▶ **TASK PROMPT**: Copy every line that contains the string "small" from the entries below.

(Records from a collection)
━━━━━━━━━━

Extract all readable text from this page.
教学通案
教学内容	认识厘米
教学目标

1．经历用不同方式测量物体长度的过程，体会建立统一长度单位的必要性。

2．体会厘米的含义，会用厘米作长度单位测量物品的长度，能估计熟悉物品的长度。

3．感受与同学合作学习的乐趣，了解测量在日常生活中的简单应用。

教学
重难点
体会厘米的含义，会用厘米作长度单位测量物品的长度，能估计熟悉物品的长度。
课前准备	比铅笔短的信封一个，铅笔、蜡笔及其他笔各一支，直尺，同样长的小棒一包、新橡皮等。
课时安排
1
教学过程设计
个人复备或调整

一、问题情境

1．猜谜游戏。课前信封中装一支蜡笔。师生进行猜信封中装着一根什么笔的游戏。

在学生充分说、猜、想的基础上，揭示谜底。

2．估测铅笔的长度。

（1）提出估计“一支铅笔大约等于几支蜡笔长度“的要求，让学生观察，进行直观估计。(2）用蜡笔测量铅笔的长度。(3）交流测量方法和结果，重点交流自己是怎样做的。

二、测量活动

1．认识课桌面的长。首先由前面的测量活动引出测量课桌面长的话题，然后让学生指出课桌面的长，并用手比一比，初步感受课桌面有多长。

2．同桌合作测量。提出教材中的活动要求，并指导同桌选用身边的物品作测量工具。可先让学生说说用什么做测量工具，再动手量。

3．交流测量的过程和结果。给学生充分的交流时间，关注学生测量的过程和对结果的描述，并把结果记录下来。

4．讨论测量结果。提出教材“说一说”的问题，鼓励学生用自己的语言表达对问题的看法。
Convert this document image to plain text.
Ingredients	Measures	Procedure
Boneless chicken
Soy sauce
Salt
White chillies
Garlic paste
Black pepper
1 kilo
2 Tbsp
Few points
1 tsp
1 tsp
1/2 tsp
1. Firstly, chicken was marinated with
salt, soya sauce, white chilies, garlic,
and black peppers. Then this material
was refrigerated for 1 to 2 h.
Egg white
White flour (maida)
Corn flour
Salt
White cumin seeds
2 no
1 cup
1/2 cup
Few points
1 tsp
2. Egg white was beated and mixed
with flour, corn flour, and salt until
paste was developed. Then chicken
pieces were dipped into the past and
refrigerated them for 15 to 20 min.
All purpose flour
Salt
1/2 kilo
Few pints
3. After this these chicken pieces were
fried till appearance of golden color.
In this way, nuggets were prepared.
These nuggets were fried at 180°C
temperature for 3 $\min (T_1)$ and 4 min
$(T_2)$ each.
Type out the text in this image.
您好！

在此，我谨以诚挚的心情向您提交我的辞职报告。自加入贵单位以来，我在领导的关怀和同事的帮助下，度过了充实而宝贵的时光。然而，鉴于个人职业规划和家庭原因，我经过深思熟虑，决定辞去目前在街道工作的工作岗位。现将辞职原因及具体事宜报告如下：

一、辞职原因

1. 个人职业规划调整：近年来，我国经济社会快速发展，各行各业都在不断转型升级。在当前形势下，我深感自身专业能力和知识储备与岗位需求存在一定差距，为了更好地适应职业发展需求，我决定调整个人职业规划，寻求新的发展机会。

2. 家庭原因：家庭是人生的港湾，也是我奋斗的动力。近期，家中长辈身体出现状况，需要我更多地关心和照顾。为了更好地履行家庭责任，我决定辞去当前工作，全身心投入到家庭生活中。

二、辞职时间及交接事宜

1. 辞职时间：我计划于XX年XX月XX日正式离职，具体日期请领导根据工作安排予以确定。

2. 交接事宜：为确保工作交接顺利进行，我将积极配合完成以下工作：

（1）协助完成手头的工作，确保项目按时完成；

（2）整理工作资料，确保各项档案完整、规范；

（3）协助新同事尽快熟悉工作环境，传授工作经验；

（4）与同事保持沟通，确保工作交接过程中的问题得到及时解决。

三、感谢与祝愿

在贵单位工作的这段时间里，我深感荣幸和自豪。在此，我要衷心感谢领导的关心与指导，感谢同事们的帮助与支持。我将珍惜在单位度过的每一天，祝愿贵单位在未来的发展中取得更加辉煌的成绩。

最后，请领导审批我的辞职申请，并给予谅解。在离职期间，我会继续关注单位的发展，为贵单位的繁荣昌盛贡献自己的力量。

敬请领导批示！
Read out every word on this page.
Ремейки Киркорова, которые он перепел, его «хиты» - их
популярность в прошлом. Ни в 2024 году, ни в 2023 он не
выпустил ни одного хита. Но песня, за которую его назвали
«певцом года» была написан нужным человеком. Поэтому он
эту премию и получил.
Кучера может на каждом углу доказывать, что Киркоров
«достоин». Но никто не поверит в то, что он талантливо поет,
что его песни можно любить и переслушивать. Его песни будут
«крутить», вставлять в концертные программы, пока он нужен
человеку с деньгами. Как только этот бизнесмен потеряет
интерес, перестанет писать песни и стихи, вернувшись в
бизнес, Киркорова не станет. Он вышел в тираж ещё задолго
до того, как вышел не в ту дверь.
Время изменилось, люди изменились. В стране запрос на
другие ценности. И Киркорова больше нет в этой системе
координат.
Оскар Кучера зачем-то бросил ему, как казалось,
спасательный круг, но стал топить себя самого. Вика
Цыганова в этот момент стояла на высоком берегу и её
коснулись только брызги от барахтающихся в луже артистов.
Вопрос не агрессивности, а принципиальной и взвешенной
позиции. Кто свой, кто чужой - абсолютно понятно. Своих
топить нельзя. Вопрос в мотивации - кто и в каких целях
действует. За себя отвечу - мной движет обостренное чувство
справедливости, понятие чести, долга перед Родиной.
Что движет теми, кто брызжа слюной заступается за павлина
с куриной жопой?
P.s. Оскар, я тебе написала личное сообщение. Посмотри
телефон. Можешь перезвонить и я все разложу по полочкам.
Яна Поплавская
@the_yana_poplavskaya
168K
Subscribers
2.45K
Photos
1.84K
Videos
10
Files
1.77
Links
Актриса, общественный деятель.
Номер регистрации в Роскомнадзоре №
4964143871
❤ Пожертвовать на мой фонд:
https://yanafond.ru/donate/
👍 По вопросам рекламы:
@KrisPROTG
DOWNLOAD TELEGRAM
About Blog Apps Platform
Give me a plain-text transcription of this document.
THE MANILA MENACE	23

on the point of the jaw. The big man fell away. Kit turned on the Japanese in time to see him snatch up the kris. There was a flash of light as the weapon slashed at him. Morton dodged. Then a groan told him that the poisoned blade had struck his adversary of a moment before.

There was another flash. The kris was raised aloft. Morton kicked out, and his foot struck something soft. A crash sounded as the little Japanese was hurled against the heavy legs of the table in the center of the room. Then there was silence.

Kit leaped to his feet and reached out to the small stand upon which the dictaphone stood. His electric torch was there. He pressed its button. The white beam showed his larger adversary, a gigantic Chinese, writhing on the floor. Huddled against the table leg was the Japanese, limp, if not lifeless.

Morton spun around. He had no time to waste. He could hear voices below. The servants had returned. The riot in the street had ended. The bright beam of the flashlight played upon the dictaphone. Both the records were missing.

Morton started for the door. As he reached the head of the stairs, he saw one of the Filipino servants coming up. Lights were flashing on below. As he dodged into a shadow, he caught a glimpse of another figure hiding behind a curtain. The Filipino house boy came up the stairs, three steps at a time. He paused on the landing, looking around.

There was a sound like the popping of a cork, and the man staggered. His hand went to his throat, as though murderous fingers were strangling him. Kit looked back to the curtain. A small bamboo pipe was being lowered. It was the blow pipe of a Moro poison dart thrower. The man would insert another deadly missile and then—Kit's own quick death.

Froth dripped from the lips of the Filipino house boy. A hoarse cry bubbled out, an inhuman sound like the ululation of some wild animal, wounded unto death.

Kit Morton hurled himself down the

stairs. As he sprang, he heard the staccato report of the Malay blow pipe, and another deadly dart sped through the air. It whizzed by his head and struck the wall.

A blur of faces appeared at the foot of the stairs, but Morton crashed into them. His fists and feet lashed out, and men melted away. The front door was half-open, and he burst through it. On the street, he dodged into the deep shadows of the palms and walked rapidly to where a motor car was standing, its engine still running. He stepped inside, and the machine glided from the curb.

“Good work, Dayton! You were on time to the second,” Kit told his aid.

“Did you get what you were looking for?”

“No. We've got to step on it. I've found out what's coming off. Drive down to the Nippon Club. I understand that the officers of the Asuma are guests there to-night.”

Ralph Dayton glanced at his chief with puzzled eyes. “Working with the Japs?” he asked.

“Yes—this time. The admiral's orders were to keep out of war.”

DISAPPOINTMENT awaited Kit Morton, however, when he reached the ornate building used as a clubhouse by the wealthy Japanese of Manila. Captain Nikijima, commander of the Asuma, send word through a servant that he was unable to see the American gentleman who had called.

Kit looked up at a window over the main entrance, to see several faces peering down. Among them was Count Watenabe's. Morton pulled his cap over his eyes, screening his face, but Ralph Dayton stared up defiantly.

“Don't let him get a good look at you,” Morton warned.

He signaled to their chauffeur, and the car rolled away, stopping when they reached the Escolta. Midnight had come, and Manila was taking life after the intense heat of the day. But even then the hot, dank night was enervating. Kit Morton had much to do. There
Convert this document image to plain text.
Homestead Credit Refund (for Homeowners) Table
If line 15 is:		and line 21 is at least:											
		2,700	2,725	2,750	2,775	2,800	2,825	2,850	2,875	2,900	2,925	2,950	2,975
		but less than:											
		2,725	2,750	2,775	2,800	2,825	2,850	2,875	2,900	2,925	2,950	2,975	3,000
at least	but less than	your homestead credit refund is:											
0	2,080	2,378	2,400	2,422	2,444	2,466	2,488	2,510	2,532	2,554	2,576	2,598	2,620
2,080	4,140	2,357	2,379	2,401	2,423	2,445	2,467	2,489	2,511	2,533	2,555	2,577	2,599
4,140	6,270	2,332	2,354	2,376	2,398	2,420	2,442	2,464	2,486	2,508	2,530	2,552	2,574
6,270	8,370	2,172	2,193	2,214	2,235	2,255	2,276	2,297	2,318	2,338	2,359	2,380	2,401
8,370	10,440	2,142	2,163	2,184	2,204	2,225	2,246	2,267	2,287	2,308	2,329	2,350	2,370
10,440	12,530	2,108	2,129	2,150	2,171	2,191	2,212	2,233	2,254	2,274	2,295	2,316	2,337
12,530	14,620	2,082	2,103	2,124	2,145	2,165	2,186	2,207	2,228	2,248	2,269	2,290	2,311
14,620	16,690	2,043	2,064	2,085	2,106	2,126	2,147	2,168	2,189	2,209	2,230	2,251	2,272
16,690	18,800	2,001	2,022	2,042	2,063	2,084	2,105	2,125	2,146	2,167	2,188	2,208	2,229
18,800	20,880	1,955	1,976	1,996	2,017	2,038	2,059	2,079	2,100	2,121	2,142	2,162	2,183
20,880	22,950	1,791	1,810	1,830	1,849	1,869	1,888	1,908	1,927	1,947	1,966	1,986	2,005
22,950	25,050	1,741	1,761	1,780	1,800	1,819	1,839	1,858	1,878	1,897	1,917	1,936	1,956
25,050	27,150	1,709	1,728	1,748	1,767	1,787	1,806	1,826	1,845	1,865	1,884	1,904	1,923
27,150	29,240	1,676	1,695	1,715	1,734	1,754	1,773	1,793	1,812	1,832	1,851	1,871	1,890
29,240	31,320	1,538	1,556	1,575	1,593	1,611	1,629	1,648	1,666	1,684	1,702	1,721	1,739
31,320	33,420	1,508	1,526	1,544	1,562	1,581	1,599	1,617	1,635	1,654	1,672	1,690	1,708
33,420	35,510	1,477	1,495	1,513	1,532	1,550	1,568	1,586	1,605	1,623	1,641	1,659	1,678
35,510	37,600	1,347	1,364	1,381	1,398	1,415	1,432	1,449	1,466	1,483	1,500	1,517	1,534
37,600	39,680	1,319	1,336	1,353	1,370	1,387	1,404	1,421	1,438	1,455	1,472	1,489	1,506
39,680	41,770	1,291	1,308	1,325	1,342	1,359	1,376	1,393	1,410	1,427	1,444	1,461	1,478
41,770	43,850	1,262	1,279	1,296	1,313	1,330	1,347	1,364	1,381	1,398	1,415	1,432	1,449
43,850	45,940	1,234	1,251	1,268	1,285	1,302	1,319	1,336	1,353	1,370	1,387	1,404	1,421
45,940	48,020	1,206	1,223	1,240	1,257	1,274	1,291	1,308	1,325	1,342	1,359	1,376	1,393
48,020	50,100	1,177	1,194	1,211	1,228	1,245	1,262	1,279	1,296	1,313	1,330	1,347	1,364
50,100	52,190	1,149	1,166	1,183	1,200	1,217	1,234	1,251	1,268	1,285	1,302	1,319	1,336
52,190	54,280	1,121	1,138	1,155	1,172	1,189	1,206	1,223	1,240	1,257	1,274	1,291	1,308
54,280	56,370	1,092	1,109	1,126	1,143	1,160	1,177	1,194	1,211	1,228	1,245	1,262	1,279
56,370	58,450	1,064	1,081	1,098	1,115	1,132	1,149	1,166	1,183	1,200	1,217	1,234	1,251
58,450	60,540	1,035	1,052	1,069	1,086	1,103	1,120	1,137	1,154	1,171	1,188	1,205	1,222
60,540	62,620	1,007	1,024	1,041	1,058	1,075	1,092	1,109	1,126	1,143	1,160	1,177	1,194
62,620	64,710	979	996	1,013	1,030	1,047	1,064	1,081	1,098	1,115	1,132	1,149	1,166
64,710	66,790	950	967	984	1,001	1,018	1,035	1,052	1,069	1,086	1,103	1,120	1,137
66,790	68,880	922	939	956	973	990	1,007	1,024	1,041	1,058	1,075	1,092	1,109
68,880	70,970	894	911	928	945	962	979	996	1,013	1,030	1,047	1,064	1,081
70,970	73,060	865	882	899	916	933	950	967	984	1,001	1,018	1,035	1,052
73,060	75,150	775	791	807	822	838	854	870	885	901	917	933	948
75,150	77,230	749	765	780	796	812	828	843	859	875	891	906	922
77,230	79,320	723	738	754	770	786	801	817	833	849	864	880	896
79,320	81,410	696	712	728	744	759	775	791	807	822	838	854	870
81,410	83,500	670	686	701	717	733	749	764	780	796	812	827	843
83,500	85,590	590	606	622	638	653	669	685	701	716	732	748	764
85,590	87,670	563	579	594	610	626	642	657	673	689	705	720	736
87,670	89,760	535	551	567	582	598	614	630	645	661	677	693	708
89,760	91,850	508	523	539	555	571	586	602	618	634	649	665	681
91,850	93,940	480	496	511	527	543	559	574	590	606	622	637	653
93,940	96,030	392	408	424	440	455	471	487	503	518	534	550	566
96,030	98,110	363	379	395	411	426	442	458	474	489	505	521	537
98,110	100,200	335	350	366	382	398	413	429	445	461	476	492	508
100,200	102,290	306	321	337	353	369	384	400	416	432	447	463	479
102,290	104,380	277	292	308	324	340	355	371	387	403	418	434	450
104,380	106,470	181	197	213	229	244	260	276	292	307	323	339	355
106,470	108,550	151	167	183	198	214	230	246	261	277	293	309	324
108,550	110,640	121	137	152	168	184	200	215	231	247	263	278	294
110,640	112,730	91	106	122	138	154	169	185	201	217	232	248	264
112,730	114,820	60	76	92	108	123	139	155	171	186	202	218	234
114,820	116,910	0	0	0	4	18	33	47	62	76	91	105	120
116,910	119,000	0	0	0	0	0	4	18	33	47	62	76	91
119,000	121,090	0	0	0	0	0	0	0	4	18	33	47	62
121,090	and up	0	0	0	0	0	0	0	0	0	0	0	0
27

━━━━━━━━━━

▶ **RESULT**:
Kit leaped to his feet and reached out to the small stand upon which the dictaphone stood. His electric torch was there. He pressed its button. The white beam showed his larger adversary, a gigantic Chinese, writhing on the floor. Huddled against the table leg was the Japanese, limp, if not lifeless.
There was a sound like the popping of a cork, and the man staggered. His hand went to his throat, as though murderous fingers were strangling him. Kit looked back to the curtain. A small bamboo pipe was being lowered. It was the blow pipe of a Moro poison dart thrower. The man would insert another deadly missile and then—Kit's own quick death.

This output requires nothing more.